▶ **Objective**
Retype the records below exactly as they appear.

Stored entries
(begin)

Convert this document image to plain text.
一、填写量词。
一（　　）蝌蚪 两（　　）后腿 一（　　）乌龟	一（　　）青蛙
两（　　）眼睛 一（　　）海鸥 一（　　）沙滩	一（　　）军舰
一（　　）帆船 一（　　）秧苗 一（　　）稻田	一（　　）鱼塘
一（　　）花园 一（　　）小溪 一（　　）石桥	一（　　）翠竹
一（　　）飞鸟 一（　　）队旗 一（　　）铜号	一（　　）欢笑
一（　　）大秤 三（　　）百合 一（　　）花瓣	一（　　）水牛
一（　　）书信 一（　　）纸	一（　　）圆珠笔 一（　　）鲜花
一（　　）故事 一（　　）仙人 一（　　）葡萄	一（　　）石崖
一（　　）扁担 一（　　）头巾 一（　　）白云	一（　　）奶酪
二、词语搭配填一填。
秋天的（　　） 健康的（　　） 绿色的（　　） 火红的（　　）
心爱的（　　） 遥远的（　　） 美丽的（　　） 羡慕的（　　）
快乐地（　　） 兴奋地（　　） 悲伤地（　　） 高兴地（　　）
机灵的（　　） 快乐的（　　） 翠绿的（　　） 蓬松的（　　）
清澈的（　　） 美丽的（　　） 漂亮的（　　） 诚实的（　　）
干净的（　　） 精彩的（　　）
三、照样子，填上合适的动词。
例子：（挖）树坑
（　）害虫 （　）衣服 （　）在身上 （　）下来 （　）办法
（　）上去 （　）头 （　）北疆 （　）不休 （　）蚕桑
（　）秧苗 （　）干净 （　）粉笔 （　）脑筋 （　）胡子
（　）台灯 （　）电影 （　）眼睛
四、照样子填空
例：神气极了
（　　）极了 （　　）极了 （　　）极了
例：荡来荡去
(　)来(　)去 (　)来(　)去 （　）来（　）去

(end)

▶ **Result of this task**
Convert this document image to plain text.
一、填写量词。
一（　　）蝌蚪 两（　　）后腿 一（　　）乌龟	一（　　）青蛙
两（　　）眼睛 一（　　）海鸥 一（　　）沙滩	一（　　）军舰
一（　　）帆船 一（　　）秧苗 一（　　）稻田	一（　　）鱼塘
一（　　）花园 一（　　）小溪 一（　　）石桥	一（　　）翠竹
一（　　）飞鸟 一（　　）队旗 一（　　）铜号	一（　　）欢笑
一（　　）大秤 三（　　）百合 一（　　）花瓣	一（　　）水牛
一（　　）书信 一（　　）纸	一（　　）圆珠笔 一（　　）鲜花
一（　　）故事 一（　　）仙人 一（　　）葡萄	一（　　）石崖
一（　　）扁担 一（　　）头巾 一（　　）白云	一（　　）奶酪
二、词语搭配填一填。
秋天的（　　） 健康的（　　） 绿色的（　　） 火红的（　　）
心爱的（　　） 遥远的（　　） 美丽的（　　） 羡慕的（　　）
快乐地（　　） 兴奋地（　　） 悲伤地（　　） 高兴地（　　）
机灵的（　　） 快乐的（　　） 翠绿的（　　） 蓬松的（　　）
清澈的（　　） 美丽的（　　） 漂亮的（　　） 诚实的（　　）
干净的（　　） 精彩的（　　）
三、照样子，填上合适的动词。
例子：（挖）树坑
（　）害虫 （　）衣服 （　）在身上 （　）下来 （　）办法
（　）上去 （　）头 （　）北疆 （　）不休 （　）蚕桑
（　）秧苗 （　）干净 （　）粉笔 （　）脑筋 （　）胡子
（　）台灯 （　）电影 （　）眼睛
四、照样子填空
例：神气极了
（　　）极了 （　　）极了 （　　）极了
例：荡来荡去
(　)来(　)去 (　)来(　)去 （　）来（　）去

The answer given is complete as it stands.